*EXERCISE AIM:*
Filter the listing below, copying every line in which the word "each" appears.

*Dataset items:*
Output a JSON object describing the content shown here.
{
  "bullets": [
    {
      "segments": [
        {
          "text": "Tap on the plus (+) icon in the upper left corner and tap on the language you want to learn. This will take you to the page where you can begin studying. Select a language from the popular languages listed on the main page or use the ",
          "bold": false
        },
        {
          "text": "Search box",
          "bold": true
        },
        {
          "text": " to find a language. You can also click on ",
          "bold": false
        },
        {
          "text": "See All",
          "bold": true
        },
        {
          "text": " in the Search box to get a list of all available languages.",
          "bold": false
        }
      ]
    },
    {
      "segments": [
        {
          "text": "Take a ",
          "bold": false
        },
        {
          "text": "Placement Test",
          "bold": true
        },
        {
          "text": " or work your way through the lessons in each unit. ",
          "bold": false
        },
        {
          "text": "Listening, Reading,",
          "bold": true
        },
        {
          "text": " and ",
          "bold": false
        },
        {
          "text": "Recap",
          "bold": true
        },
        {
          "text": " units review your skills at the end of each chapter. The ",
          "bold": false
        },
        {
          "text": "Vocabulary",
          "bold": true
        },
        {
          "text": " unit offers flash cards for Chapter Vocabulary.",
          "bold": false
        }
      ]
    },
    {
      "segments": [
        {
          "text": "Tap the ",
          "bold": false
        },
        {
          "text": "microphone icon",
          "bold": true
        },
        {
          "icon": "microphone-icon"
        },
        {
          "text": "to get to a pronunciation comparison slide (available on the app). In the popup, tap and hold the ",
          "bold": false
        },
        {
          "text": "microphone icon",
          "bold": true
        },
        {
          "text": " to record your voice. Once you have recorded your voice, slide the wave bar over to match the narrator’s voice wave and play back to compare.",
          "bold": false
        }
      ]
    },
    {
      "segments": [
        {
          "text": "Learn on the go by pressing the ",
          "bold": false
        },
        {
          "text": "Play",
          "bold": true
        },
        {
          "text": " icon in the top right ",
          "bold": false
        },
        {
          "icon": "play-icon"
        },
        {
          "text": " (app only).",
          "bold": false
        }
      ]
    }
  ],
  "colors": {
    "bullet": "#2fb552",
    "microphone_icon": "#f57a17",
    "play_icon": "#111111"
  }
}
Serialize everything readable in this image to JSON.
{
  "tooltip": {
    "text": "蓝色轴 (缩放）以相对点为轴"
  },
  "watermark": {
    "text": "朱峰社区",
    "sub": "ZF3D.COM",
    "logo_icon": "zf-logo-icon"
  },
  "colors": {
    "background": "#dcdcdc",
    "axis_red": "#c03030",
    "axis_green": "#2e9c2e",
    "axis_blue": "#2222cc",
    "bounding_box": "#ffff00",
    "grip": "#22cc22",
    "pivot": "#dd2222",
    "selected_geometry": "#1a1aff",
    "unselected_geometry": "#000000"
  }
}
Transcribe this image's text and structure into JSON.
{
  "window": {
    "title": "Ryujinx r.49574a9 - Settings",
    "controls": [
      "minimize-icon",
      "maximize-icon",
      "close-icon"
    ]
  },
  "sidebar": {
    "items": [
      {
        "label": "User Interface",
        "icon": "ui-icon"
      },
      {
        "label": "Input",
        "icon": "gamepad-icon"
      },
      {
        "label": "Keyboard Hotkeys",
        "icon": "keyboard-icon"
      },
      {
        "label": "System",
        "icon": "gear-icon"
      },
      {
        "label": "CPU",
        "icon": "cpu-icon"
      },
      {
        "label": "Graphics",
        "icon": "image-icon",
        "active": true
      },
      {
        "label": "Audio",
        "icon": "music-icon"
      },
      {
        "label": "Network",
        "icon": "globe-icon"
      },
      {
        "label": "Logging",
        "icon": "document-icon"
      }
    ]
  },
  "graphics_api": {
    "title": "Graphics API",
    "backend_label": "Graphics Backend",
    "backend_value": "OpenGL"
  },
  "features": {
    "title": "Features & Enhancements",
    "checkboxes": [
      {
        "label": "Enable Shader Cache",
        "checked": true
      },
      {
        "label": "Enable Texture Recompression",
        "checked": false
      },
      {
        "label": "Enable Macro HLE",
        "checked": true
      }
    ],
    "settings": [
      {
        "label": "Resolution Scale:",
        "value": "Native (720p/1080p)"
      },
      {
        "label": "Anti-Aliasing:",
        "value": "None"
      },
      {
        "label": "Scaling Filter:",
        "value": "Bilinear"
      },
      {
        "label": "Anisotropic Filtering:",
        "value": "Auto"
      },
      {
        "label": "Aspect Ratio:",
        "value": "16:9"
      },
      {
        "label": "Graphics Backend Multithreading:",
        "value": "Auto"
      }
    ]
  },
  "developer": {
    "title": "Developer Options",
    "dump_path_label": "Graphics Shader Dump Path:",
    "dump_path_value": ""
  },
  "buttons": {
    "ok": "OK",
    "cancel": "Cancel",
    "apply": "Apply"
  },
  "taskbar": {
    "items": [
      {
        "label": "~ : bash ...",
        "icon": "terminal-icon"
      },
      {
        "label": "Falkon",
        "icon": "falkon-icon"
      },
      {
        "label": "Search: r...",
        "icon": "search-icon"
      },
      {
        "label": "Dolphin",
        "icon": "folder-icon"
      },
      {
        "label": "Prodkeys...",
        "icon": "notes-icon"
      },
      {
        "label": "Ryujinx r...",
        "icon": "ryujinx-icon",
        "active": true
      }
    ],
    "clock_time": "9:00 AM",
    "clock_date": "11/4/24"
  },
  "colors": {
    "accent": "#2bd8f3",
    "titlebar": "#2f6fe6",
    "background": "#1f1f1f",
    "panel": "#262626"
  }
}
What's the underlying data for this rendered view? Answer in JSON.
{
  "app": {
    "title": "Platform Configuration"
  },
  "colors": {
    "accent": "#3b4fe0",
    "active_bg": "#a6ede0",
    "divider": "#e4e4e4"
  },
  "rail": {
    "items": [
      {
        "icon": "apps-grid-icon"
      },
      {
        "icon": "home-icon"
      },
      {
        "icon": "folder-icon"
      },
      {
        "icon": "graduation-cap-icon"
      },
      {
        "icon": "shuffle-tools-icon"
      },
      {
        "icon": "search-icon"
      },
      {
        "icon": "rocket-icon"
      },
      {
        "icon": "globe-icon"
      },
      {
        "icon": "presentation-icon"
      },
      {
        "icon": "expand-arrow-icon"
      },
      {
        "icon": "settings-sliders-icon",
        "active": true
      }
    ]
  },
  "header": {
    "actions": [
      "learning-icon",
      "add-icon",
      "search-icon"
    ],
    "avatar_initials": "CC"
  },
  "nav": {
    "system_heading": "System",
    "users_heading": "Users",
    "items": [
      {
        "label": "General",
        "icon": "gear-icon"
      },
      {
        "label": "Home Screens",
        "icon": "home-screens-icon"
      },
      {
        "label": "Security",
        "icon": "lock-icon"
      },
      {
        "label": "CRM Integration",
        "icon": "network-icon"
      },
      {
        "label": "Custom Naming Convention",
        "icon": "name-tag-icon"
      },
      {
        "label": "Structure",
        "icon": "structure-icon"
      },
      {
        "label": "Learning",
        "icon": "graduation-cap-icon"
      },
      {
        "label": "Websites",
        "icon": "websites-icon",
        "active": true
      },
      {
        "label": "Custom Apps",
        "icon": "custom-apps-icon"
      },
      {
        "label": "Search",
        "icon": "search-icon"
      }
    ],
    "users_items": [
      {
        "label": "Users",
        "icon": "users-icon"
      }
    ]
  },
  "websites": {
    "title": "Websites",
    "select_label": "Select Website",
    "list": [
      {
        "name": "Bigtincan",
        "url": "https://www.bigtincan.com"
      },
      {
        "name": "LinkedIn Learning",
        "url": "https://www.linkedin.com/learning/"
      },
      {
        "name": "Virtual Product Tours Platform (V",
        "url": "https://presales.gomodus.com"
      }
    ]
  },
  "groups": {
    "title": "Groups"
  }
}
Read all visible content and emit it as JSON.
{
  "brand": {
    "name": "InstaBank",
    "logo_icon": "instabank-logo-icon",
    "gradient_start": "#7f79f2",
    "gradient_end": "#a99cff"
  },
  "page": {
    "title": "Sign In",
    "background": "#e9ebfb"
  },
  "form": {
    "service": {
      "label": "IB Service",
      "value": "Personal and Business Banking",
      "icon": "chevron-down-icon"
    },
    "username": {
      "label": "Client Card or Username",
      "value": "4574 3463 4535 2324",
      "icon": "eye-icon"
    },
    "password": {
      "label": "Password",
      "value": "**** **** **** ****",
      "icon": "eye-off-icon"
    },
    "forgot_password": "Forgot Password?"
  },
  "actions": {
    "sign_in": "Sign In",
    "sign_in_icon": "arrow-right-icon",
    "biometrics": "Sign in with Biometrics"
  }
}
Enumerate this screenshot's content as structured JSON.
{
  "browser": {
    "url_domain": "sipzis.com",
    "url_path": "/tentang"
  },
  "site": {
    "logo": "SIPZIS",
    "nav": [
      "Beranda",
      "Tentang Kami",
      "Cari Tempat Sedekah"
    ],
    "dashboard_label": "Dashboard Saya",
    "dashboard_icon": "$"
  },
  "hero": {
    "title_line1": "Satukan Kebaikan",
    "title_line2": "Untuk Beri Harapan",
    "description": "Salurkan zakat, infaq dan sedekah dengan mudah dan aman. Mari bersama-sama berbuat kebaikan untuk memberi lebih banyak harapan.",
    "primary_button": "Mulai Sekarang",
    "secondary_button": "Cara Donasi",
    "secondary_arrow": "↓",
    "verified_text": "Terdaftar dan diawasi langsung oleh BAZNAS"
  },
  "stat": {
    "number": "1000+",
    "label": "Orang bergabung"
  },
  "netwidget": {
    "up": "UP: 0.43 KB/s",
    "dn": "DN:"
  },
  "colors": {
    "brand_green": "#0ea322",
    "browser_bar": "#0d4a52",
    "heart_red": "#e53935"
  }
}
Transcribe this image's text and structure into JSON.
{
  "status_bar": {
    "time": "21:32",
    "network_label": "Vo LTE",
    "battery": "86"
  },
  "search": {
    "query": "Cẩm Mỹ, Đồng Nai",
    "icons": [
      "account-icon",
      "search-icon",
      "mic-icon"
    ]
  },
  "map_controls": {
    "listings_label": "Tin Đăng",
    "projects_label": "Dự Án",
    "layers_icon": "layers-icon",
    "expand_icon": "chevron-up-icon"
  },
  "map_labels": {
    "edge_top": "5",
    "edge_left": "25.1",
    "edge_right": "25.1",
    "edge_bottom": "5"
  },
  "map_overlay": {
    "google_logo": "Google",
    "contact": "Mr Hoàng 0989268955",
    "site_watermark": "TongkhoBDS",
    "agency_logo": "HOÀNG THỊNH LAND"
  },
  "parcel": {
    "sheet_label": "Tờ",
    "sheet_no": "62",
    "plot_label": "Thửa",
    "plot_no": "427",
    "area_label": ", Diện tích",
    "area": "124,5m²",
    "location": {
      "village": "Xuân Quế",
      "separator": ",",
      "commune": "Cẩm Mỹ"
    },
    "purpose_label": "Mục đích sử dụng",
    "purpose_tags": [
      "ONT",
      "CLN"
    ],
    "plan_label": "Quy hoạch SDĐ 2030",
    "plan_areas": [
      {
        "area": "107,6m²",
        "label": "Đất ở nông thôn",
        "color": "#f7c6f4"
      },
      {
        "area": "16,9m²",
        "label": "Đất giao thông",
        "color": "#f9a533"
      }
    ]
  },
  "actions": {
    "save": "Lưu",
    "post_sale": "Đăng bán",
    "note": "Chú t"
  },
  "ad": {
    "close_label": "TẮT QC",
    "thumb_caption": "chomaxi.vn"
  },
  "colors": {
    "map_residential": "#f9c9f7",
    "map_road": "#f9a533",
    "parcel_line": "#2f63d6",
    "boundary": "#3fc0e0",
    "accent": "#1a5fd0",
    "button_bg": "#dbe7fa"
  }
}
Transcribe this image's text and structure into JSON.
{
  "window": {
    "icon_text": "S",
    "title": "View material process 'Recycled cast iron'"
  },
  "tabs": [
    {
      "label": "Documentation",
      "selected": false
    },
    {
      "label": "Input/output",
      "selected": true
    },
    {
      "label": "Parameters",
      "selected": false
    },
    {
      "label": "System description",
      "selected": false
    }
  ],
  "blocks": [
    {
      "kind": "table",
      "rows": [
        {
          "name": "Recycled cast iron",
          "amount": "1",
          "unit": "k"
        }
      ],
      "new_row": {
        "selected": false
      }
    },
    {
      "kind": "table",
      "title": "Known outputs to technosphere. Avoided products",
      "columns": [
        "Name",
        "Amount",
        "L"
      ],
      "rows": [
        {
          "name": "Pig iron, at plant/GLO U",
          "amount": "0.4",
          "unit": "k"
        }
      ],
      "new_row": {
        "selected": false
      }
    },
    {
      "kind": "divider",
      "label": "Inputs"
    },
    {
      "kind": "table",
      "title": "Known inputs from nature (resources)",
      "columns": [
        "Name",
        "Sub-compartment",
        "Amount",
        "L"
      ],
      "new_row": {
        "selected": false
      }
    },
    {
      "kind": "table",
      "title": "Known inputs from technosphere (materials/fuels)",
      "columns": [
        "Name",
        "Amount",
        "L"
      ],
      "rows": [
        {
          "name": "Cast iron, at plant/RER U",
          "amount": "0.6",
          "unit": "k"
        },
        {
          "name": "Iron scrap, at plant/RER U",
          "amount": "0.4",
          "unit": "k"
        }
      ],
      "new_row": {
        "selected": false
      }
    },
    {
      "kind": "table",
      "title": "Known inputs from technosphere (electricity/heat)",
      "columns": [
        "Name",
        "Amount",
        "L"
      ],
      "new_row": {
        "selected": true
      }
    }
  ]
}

*COMPLETED TASK:*
          "text": " or work your way through the lessons in each unit. ",
          "text": " units review your skills at the end of each chapter. The ",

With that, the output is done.